• **Text section**:
Immediately, however, Brennan moves towards the wing to offer an easy out and create space. There are two points to note here. Firstly, this image illustrates in blatant terms why a side who play delayed kick-outs (or in this case, delay after a quick kick-out) are more likely to conceded a score than score one.

A few images ago, we saw Na Fianna, having delayed on the ball after the short kick-out, trying to break down a defence with thirteen men behind the ball. Now, with possession turned over, one not particularly difficult pass, and Vincent’s will be on the counter-attack with Brennan, with the ball played goal-side of seven Na Fianna players in the Vincent’s half.

Brennan immediately gets into a wide position

Brennan immediately gets into a wide position

They don’t play the ball to Brennan, but look at the space he has created through the centre by pulling wide. Compare the amount of space which Vincent’s are now attacking into, compared to what Na Fianna initially attacked into. There simply is no comparison.

Vincent’s have six players in a “C” shape right across the width of the field, and one ahead of the ball. Their structure would qualify correctly into “Guardiola squares”. They have now bypassed nine Na Fianna players.

Vincent's have ample space to attack through the centre with Brennan pulling Na Fianna players wide

Vincent’s have ample space to attack 

As we move forward, you’ll not alone see that Brennan has come to the wide left position, but the Vincent’s forward on the far side is hugging the side-line too. This is is Jim Gavin or Jimmy McGuinness-esque and creates the perfect circumstances to make the Na Fianna defence open up like the Red Sea.

Crucially, also, a player ahead of the play, Diarmuid Connolly, comes to within easy kick passing distance of the man on the ball, giving Vincent’s the perfect structural shape. This gives them the option of a simple, forward kick pass which can speed up the counter-attack.


Hugging both lines, Vincent’s create huge space to attack

With methodical tactical balance to their play, they play that ball to Connolly who simply hand-passes on to Hugh Gill who drives forward into the space from behind the ball and Vincent’s attack, man on man, into oceans of space.

The over-lap becomes apparent

The over-lap becomes apparent


Hugh Gill drives forward from the back into oceans of space

The ball is popped into Mossy Quinn and he points in ideal attacking circumstances before the Na Fianna defence can get back.

Quinn picks off a score in ideal attacking circumstances

Quinn picks off a score in ideal attacking circumstances

This pictorial time-line has illustrated both the dynamics of speed of the short kick-out and the disparity of tactical efficiency and use of space of the respective sides.

As you’ll see, it was a constant theme throughout. In the following images, you’ll see the same pattern as Na Fianna attack from open play. Once again, there’s a complete lack of width and nine Na Fianna players are positioned within a horizontal line no more that fifteen yards wide.

If you drew a rectangle around the borders of these nine players and tried to play a nine on nine possession game in a training session, you’d abandon it because the space would be far too small. Almost two thirds of Na Fianna’s outfielders are in one “Guardiola square”. A tenth payer isn’t too far out of this scope. They’ve built this move from the back!

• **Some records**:
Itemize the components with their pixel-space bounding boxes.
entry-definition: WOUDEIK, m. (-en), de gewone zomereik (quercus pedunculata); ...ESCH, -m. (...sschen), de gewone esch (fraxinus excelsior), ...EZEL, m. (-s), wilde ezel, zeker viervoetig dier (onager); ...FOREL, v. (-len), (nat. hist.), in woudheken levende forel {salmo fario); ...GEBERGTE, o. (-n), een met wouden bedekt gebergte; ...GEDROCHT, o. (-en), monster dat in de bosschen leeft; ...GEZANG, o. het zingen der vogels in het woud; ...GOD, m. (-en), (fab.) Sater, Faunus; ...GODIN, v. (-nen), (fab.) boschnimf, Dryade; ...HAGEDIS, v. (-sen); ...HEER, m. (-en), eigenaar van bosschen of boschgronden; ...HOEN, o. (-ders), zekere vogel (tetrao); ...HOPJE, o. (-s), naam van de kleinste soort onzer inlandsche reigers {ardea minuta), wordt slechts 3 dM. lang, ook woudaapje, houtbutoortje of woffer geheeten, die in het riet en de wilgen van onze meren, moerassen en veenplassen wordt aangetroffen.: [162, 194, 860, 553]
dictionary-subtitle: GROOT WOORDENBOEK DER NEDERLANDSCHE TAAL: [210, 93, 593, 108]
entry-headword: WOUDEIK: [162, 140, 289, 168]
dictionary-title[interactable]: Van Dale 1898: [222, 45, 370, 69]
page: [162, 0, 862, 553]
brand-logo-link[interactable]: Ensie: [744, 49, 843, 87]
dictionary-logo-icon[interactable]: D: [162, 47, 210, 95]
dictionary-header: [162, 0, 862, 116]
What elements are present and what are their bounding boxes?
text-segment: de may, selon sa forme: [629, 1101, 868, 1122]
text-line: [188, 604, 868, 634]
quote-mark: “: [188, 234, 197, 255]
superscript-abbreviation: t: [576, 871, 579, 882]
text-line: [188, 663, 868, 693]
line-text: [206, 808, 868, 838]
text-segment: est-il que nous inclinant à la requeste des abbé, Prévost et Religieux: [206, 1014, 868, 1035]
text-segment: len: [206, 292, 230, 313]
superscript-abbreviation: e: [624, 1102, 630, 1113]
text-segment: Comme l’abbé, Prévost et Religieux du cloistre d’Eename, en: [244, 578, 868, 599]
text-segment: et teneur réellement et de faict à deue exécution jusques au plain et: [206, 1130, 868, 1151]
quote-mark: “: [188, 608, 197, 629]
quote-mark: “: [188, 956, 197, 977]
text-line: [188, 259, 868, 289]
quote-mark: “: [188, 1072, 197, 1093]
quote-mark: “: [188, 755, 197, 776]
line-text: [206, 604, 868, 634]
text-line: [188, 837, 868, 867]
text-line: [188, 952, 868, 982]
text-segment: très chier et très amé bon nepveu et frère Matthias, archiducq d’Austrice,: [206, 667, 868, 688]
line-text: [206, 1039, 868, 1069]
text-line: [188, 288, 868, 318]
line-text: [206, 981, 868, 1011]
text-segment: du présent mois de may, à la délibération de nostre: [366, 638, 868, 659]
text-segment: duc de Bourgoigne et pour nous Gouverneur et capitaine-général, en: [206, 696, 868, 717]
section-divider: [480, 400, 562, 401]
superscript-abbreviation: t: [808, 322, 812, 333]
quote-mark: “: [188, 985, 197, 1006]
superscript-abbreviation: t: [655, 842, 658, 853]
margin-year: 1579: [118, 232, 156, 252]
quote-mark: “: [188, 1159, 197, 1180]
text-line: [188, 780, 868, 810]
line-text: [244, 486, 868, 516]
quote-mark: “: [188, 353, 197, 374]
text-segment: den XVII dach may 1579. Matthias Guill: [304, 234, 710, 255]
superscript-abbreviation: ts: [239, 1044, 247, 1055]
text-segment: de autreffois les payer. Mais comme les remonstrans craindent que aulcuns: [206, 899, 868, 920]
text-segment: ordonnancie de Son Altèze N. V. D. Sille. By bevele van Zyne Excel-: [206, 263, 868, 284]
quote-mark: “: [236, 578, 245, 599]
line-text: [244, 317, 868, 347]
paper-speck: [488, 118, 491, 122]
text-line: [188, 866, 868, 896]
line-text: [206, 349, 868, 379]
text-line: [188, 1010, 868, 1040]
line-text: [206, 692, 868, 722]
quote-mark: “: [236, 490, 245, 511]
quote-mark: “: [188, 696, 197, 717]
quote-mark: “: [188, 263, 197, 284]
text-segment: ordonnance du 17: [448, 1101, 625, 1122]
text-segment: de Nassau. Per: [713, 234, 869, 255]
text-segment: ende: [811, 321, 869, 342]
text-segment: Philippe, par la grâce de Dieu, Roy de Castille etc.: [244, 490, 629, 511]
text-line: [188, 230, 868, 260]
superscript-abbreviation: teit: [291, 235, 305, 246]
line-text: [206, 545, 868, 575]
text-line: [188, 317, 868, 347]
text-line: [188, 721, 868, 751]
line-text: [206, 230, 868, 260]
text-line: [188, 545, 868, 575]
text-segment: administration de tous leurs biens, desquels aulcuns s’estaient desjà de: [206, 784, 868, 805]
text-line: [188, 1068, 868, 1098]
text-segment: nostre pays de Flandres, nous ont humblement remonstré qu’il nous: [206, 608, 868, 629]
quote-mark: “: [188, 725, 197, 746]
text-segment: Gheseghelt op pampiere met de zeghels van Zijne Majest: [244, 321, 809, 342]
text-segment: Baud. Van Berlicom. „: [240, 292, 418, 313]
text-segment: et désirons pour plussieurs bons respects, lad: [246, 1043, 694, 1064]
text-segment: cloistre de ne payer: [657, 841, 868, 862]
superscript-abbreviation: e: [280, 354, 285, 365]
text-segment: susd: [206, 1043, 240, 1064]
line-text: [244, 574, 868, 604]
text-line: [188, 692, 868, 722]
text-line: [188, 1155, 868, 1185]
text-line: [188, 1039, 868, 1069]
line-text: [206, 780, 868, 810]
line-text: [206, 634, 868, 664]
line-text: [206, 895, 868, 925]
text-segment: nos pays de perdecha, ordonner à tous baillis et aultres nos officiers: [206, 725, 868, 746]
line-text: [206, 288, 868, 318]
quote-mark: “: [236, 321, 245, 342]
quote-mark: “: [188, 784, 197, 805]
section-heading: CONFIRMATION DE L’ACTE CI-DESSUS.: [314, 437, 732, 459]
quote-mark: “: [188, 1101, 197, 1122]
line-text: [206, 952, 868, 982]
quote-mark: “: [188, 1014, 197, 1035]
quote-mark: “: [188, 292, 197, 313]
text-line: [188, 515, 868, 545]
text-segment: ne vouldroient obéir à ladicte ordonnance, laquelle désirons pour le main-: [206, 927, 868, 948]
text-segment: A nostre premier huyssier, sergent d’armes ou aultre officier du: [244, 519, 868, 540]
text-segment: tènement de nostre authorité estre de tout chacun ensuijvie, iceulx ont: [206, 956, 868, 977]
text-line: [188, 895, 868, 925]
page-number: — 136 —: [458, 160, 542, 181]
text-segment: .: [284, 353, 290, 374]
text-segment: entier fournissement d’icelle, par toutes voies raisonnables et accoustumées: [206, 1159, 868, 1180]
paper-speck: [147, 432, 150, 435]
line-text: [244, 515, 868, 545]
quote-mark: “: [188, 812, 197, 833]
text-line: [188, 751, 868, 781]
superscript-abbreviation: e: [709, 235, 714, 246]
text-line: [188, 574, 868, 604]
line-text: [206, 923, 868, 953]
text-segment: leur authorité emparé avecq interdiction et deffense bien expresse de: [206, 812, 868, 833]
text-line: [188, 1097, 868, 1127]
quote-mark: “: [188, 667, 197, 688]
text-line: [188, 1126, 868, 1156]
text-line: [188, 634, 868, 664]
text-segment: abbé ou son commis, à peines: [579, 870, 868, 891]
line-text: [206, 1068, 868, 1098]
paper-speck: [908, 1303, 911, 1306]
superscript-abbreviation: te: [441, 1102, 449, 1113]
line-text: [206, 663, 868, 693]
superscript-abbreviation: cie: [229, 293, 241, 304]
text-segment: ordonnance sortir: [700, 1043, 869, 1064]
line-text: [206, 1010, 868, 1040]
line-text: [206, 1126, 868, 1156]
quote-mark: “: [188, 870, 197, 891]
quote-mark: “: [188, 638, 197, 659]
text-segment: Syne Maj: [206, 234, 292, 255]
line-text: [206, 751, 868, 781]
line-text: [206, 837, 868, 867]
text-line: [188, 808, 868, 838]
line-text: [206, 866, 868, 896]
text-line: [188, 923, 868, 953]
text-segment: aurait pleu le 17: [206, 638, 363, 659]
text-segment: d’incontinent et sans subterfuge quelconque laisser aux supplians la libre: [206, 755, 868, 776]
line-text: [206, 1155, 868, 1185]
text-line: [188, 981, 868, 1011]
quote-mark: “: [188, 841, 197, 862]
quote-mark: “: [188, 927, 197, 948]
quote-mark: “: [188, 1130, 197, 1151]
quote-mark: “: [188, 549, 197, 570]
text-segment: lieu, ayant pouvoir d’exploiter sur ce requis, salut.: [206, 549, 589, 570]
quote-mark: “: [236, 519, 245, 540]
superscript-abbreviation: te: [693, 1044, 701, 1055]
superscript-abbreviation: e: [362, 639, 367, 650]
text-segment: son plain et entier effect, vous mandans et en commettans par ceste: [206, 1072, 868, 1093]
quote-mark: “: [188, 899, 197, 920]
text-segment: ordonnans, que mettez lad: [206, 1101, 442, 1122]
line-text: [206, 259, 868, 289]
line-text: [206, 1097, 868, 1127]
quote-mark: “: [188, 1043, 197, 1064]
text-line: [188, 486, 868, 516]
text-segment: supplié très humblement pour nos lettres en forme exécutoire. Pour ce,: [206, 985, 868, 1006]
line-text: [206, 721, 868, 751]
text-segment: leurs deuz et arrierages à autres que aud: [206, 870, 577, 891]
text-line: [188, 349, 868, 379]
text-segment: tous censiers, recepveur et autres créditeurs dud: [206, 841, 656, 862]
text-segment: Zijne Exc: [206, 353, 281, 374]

• **Requirements**:
A. Repeat the passage of the match analysis that begins at the words "Immediately, however, Brennan" and stops after the words "than score one.".
B. Give the records as a numbered list, leaving out blank lines. Begin at the very first line of the records and stop after the line that contains "608, 197, 629]".

• **Answers to the tasks**:
A.
Immediately, however, Brennan moves towards the wing to offer an easy out and create space. There are two points to note here. Firstly, this image illustrates in blatant terms why a side who play delayed kick-outs (or in this case, delay after a quick kick-out) are more likely to conceded a score than score one.

B.
1. Itemize the components with their pixel-space bounding boxes.
2. entry-definition: WOUDEIK, m. (-en), de gewone zomereik (quercus pedunculata); ...ESCH, -m. (...sschen), de gewone esch (fraxinus excelsior), ...EZEL, m. (-s), wilde ezel, zeker viervoetig dier (onager); ...FOREL, v. (-len), (nat. hist.), in woudheken levende forel {salmo fario); ...GEBERGTE, o. (-n), een met wouden bedekt gebergte; ...GEDROCHT, o. (-en), monster dat in de bosschen leeft; ...GEZANG, o. het zingen der vogels in het woud; ...GOD, m. (-en), (fab.) Sater, Faunus; ...GODIN, v. (-nen), (fab.) boschnimf, Dryade; ...HAGEDIS, v. (-sen); ...HEER, m. (-en), eigenaar van bosschen of boschgronden; ...HOEN, o. (-ders), zekere vogel (tetrao); ...HOPJE, o. (-s), naam van de kleinste soort onzer inlandsche reigers {ardea minuta), wordt slechts 3 dM. lang, ook woudaapje, houtbutoortje of woffer geheeten, die in het riet en de wilgen van onze meren, moerassen en veenplassen wordt aangetroffen.: [162, 194, 860, 553]
3. dictionary-subtitle: GROOT WOORDENBOEK DER NEDERLANDSCHE TAAL: [210, 93, 593, 108]
4. entry-headword: WOUDEIK: [162, 140, 289, 168]
5. dictionary-title[interactable]: Van Dale 1898: [222, 45, 370, 69]
6. page: [162, 0, 862, 553]
7. brand-logo-link[interactable]: Ensie: [744, 49, 843, 87]
8. dictionary-logo-icon[interactable]: D: [162, 47, 210, 95]
9. dictionary-header: [162, 0, 862, 116]
10. What elements are present and what are their bounding boxes?
11. text-segment: de may, selon sa forme: [629, 1101, 868, 1122]
12. text-line: [188, 604, 868, 634]
13. quote-mark: “: [188, 234, 197, 255]
14. superscript-abbreviation: t: [576, 871, 579, 882]
15. text-line: [188, 663, 868, 693]
16. line-text: [206, 808, 868, 838]
17. text-segment: est-il que nous inclinant à la requeste des abbé, Prévost et Religieux: [206, 1014, 868, 1035]
18. text-segment: len: [206, 292, 230, 313]
19. superscript-abbreviation: e: [624, 1102, 630, 1113]
20. text-segment: Comme l’abbé, Prévost et Religieux du cloistre d’Eename, en: [244, 578, 868, 599]
21. text-segment: et teneur réellement et de faict à deue exécution jusques au plain et: [206, 1130, 868, 1151]
22. quote-mark: “: [188, 608, 197, 629]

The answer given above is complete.